--- start of PROVIDED INFORMATION ---

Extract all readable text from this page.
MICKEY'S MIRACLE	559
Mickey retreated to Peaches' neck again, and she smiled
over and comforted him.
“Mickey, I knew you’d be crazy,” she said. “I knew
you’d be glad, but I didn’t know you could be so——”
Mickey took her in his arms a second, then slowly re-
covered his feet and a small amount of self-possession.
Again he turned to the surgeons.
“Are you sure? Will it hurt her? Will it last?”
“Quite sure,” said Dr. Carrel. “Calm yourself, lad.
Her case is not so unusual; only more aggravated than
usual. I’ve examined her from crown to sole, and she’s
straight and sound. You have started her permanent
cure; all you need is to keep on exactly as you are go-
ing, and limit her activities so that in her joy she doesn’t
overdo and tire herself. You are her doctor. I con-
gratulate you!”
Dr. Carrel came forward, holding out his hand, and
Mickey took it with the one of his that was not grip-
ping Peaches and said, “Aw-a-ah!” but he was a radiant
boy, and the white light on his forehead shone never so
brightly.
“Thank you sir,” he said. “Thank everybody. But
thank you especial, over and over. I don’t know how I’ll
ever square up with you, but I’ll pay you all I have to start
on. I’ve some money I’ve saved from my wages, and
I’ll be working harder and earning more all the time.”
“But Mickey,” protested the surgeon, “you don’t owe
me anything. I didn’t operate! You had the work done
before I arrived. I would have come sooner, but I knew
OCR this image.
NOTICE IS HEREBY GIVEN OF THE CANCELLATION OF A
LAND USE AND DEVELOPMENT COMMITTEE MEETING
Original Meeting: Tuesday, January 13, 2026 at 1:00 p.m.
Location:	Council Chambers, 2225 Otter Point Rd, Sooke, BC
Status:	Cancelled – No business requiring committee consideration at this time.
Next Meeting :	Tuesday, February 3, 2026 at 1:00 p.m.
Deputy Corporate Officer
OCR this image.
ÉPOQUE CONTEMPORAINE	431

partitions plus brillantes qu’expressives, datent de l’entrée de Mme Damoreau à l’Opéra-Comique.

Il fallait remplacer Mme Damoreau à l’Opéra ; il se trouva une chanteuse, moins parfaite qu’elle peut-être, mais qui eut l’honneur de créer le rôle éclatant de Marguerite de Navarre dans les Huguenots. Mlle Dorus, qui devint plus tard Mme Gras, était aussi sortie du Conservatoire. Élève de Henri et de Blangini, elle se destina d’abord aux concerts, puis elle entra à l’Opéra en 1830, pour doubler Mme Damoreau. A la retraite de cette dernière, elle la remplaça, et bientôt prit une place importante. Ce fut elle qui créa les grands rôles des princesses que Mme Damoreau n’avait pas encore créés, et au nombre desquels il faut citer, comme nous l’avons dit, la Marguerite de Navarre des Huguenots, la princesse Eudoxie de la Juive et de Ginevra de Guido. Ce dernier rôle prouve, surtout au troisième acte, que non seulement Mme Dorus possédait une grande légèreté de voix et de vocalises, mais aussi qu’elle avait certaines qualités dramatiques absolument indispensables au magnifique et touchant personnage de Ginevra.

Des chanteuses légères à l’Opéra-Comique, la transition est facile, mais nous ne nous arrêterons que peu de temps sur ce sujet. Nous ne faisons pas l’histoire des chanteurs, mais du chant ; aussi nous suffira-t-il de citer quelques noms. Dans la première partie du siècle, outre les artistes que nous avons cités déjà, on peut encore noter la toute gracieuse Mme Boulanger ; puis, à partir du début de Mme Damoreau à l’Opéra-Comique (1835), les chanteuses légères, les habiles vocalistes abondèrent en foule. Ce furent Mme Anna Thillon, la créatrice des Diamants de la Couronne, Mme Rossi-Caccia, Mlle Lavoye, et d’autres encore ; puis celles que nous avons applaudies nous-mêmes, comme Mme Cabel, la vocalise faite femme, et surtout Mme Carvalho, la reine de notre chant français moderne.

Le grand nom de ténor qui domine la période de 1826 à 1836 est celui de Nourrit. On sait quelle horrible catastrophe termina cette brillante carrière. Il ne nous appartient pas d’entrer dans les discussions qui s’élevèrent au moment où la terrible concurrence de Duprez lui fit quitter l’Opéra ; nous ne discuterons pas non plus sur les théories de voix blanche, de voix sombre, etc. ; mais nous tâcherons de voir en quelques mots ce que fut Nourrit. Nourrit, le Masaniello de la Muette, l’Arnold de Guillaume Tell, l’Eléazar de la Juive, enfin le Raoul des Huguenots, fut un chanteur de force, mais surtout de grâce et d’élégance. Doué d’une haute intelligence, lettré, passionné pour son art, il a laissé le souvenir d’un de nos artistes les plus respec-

--- end of PROVIDED INFORMATION ---

▶ **SHORT TASK**: Write out every entry again exactly, please, with nothing missing.

▶ **FULL SOLUTION**:
Extract all readable text from this page.
MICKEY'S MIRACLE	559
Mickey retreated to Peaches' neck again, and she smiled
over and comforted him.
“Mickey, I knew you’d be crazy,” she said. “I knew
you’d be glad, but I didn’t know you could be so——”
Mickey took her in his arms a second, then slowly re-
covered his feet and a small amount of self-possession.
Again he turned to the surgeons.
“Are you sure? Will it hurt her? Will it last?”
“Quite sure,” said Dr. Carrel. “Calm yourself, lad.
Her case is not so unusual; only more aggravated than
usual. I’ve examined her from crown to sole, and she’s
straight and sound. You have started her permanent
cure; all you need is to keep on exactly as you are go-
ing, and limit her activities so that in her joy she doesn’t
overdo and tire herself. You are her doctor. I con-
gratulate you!”
Dr. Carrel came forward, holding out his hand, and
Mickey took it with the one of his that was not grip-
ping Peaches and said, “Aw-a-ah!” but he was a radiant
boy, and the white light on his forehead shone never so
brightly.
“Thank you sir,” he said. “Thank everybody. But
thank you especial, over and over. I don’t know how I’ll
ever square up with you, but I’ll pay you all I have to start
on. I’ve some money I’ve saved from my wages, and
I’ll be working harder and earning more all the time.”
“But Mickey,” protested the surgeon, “you don’t owe
me anything. I didn’t operate! You had the work done
before I arrived. I would have come sooner, but I knew
OCR this image.
NOTICE IS HEREBY GIVEN OF THE CANCELLATION OF A
LAND USE AND DEVELOPMENT COMMITTEE MEETING
Original Meeting: Tuesday, January 13, 2026 at 1:00 p.m.
Location:	Council Chambers, 2225 Otter Point Rd, Sooke, BC
Status:	Cancelled – No business requiring committee consideration at this time.
Next Meeting :	Tuesday, February 3, 2026 at 1:00 p.m.
Deputy Corporate Officer
OCR this image.
ÉPOQUE CONTEMPORAINE	431

partitions plus brillantes qu’expressives, datent de l’entrée de Mme Damoreau à l’Opéra-Comique.

Il fallait remplacer Mme Damoreau à l’Opéra ; il se trouva une chanteuse, moins parfaite qu’elle peut-être, mais qui eut l’honneur de créer le rôle éclatant de Marguerite de Navarre dans les Huguenots. Mlle Dorus, qui devint plus tard Mme Gras, était aussi sortie du Conservatoire. Élève de Henri et de Blangini, elle se destina d’abord aux concerts, puis elle entra à l’Opéra en 1830, pour doubler Mme Damoreau. A la retraite de cette dernière, elle la remplaça, et bientôt prit une place importante. Ce fut elle qui créa les grands rôles des princesses que Mme Damoreau n’avait pas encore créés, et au nombre desquels il faut citer, comme nous l’avons dit, la Marguerite de Navarre des Huguenots, la princesse Eudoxie de la Juive et de Ginevra de Guido. Ce dernier rôle prouve, surtout au troisième acte, que non seulement Mme Dorus possédait une grande légèreté de voix et de vocalises, mais aussi qu’elle avait certaines qualités dramatiques absolument indispensables au magnifique et touchant personnage de Ginevra.

Des chanteuses légères à l’Opéra-Comique, la transition est facile, mais nous ne nous arrêterons que peu de temps sur ce sujet. Nous ne faisons pas l’histoire des chanteurs, mais du chant ; aussi nous suffira-t-il de citer quelques noms. Dans la première partie du siècle, outre les artistes que nous avons cités déjà, on peut encore noter la toute gracieuse Mme Boulanger ; puis, à partir du début de Mme Damoreau à l’Opéra-Comique (1835), les chanteuses légères, les habiles vocalistes abondèrent en foule. Ce furent Mme Anna Thillon, la créatrice des Diamants de la Couronne, Mme Rossi-Caccia, Mlle Lavoye, et d’autres encore ; puis celles que nous avons applaudies nous-mêmes, comme Mme Cabel, la vocalise faite femme, et surtout Mme Carvalho, la reine de notre chant français moderne.

Le grand nom de ténor qui domine la période de 1826 à 1836 est celui de Nourrit. On sait quelle horrible catastrophe termina cette brillante carrière. Il ne nous appartient pas d’entrer dans les discussions qui s’élevèrent au moment où la terrible concurrence de Duprez lui fit quitter l’Opéra ; nous ne discuterons pas non plus sur les théories de voix blanche, de voix sombre, etc. ; mais nous tâcherons de voir en quelques mots ce que fut Nourrit. Nourrit, le Masaniello de la Muette, l’Arnold de Guillaume Tell, l’Eléazar de la Juive, enfin le Raoul des Huguenots, fut un chanteur de force, mais surtout de grâce et d’élégance. Doué d’une haute intelligence, lettré, passionné pour son art, il a laissé le souvenir d’un de nos artistes les plus respec-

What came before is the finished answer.